Dataset records:
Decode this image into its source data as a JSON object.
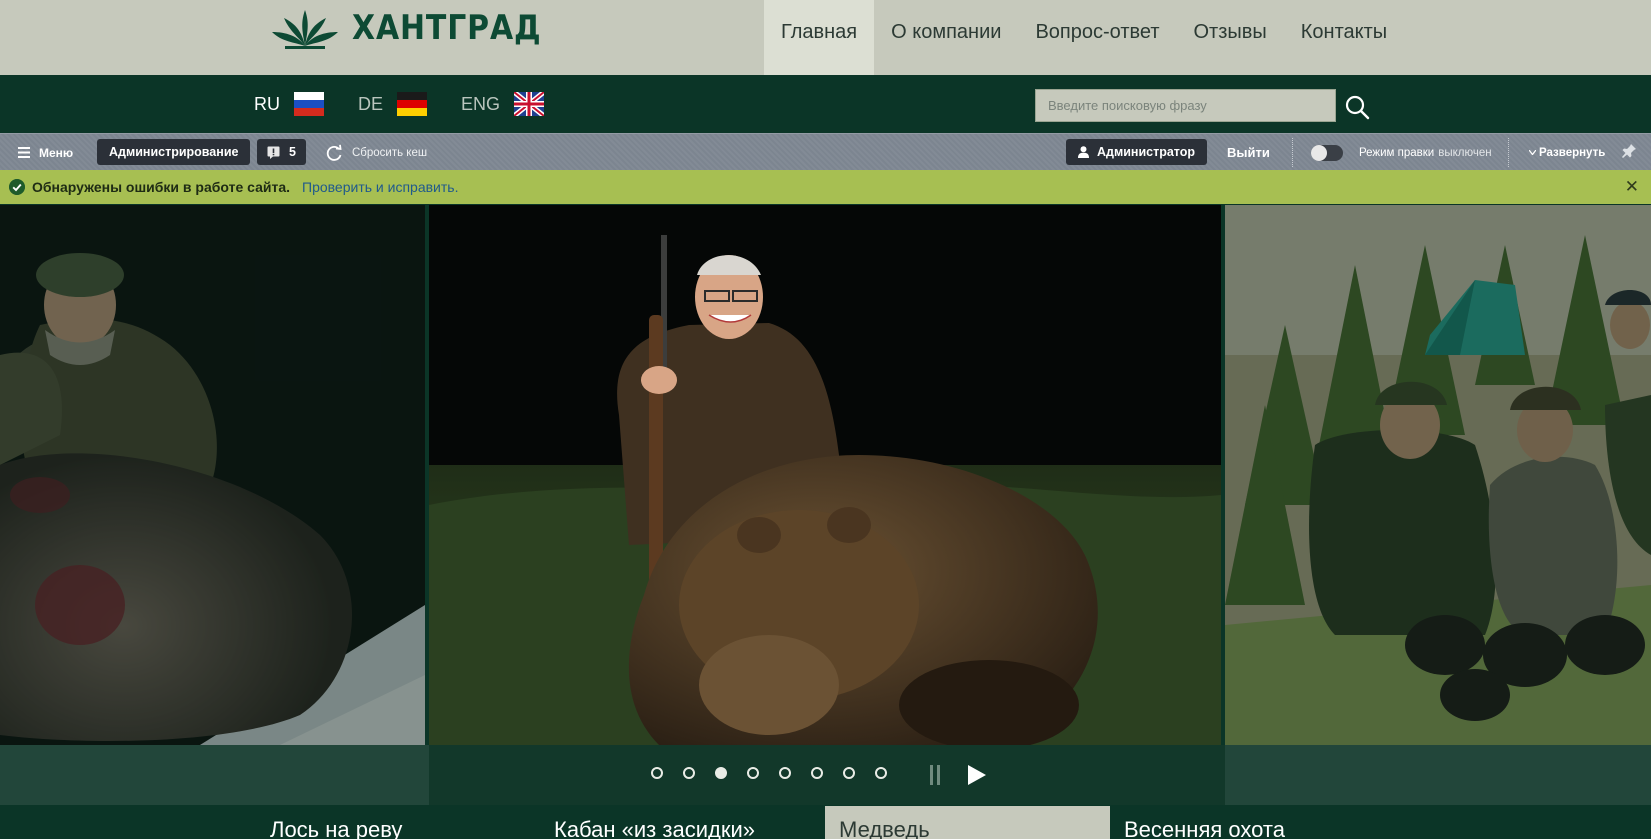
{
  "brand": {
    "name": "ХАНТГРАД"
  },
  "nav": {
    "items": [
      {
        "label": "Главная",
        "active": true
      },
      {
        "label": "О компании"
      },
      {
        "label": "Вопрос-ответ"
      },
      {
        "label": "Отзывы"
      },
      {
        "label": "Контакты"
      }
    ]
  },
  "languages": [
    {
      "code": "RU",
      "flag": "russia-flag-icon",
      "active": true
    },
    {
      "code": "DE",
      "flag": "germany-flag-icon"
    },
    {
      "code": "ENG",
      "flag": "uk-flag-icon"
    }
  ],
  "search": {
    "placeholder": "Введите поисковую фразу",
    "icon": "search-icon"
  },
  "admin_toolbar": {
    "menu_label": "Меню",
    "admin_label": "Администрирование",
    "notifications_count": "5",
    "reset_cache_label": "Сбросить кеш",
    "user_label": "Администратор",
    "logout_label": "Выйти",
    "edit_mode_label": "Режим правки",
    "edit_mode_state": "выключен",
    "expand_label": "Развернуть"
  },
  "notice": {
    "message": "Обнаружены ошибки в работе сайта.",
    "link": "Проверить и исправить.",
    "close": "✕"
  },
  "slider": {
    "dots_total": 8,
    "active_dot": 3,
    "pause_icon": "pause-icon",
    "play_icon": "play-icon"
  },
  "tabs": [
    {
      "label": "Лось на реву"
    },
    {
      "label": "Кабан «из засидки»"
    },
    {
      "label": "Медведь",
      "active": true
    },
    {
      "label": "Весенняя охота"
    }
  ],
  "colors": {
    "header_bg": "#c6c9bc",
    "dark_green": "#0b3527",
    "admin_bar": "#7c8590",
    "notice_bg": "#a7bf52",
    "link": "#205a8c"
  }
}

Goal: Reproduce all the entries that precede this task, word for word, minus any pictures.

Full output:
Decode this image into its source data as a JSON object.
{
  "brand": {
    "name": "ХАНТГРАД"
  },
  "nav": {
    "items": [
      {
        "label": "Главная",
        "active": true
      },
      {
        "label": "О компании"
      },
      {
        "label": "Вопрос-ответ"
      },
      {
        "label": "Отзывы"
      },
      {
        "label": "Контакты"
      }
    ]
  },
  "languages": [
    {
      "code": "RU",
      "flag": "russia-flag-icon",
      "active": true
    },
    {
      "code": "DE",
      "flag": "germany-flag-icon"
    },
    {
      "code": "ENG",
      "flag": "uk-flag-icon"
    }
  ],
  "search": {
    "placeholder": "Введите поисковую фразу",
    "icon": "search-icon"
  },
  "admin_toolbar": {
    "menu_label": "Меню",
    "admin_label": "Администрирование",
    "notifications_count": "5",
    "reset_cache_label": "Сбросить кеш",
    "user_label": "Администратор",
    "logout_label": "Выйти",
    "edit_mode_label": "Режим правки",
    "edit_mode_state": "выключен",
    "expand_label": "Развернуть"
  },
  "notice": {
    "message": "Обнаружены ошибки в работе сайта.",
    "link": "Проверить и исправить.",
    "close": "✕"
  },
  "slider": {
    "dots_total": 8,
    "active_dot": 3,
    "pause_icon": "pause-icon",
    "play_icon": "play-icon"
  },
  "tabs": [
    {
      "label": "Лось на реву"
    },
    {
      "label": "Кабан «из засидки»"
    },
    {
      "label": "Медведь",
      "active": true
    },
    {
      "label": "Весенняя охота"
    }
  ],
  "colors": {
    "header_bg": "#c6c9bc",
    "dark_green": "#0b3527",
    "admin_bar": "#7c8590",
    "notice_bg": "#a7bf52",
    "link": "#205a8c"
  }
}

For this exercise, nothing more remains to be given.